━━━━━ RECORDS TO USE ━━━━━
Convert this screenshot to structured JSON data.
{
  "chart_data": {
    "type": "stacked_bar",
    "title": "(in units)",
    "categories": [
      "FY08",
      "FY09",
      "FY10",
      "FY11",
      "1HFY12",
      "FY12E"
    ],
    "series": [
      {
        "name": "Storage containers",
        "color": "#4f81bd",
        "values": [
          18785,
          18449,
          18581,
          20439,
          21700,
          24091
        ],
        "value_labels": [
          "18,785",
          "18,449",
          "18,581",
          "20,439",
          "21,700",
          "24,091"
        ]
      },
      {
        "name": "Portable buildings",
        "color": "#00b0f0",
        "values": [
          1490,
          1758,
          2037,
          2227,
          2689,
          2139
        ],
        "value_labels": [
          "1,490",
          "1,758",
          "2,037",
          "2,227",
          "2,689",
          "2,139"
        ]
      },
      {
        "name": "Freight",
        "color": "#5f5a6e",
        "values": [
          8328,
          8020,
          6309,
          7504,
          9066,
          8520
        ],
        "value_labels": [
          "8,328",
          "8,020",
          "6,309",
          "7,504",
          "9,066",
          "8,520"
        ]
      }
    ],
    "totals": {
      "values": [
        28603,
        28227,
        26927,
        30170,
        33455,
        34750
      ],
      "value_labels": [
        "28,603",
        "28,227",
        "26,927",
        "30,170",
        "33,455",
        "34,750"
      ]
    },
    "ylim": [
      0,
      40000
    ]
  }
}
━━━━━
**TASK BRIEF:** Identify and list each line with the word "name".

**ANSWER IN FULL:**
        "name": "Storage containers",
        "name": "Portable buildings",
        "name": "Freight",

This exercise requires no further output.